**DIRECTIONS:** Search the material for the word "Προεδρείο" and copy each line that holds it.

**RECORDS TO USE:**
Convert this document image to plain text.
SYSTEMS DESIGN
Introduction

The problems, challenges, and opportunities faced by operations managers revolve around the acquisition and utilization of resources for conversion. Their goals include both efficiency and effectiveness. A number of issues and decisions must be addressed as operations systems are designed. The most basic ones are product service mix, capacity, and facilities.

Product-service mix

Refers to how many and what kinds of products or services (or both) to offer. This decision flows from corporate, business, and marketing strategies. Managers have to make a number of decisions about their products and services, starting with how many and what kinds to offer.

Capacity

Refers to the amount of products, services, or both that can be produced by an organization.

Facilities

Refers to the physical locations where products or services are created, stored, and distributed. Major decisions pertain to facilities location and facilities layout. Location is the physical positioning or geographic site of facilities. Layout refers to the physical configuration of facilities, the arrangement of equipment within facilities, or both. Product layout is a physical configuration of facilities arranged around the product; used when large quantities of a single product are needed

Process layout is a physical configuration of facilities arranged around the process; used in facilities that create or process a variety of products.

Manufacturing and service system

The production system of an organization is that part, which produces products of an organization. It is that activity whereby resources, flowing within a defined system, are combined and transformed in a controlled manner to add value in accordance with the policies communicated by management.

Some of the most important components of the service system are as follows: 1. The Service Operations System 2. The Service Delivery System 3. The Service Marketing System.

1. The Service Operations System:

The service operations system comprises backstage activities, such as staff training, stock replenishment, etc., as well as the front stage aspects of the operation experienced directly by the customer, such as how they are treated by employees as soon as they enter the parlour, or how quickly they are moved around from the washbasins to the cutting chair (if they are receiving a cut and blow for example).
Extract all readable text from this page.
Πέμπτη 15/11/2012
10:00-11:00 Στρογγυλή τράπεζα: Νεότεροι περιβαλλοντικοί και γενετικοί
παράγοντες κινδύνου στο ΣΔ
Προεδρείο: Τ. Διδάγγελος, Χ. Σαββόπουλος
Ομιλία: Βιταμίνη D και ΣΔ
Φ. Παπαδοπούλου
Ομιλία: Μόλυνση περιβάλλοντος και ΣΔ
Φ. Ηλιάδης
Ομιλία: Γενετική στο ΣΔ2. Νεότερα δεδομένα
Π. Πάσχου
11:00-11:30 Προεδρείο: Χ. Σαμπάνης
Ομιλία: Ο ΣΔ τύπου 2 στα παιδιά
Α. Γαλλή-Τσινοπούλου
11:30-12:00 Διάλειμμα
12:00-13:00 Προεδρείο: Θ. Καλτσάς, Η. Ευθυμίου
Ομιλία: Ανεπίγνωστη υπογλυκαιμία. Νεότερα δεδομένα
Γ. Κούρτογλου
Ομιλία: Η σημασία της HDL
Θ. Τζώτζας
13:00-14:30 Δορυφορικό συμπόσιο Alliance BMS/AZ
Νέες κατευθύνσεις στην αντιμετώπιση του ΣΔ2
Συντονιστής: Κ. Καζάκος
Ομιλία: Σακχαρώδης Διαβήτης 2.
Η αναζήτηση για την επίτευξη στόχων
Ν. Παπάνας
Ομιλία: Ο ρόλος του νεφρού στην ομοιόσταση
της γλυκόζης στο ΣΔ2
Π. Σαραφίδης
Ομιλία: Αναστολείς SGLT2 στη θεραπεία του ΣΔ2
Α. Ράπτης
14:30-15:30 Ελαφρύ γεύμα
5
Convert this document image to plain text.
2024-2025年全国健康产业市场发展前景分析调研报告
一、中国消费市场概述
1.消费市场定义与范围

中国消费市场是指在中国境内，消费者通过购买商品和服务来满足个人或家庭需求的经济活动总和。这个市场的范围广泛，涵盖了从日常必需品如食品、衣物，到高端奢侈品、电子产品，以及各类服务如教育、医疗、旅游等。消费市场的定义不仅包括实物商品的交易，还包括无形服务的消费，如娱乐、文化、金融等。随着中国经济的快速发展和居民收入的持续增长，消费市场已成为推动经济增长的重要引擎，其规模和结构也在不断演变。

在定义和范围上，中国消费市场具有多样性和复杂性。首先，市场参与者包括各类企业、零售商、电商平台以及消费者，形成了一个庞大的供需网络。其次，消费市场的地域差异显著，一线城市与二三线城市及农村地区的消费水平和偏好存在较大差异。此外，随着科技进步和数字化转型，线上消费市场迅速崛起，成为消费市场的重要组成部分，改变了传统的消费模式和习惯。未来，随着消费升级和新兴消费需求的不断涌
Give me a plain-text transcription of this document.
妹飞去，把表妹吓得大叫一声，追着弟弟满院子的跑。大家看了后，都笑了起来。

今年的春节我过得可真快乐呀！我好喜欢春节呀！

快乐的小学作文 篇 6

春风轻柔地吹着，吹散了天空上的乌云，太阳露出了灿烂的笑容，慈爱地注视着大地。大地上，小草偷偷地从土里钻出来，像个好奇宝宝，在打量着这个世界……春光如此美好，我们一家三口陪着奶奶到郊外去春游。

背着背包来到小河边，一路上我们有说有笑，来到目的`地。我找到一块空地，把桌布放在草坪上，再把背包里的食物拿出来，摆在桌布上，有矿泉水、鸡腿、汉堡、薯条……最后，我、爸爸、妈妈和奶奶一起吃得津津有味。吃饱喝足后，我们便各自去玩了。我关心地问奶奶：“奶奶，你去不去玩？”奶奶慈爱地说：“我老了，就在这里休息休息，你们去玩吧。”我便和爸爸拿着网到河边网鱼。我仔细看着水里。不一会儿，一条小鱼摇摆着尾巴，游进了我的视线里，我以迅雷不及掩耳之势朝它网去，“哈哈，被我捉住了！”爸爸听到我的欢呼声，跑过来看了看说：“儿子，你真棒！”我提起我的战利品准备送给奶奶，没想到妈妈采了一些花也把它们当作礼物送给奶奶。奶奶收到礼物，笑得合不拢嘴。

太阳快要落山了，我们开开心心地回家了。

**SOLUTION TO THIS PROBLEM:**
Προεδρείο: Τ. Διδάγγελος, Χ. Σαββόπουλος
11:00-11:30 Προεδρείο: Χ. Σαμπάνης
12:00-13:00 Προεδρείο: Θ. Καλτσάς, Η. Ευθυμίου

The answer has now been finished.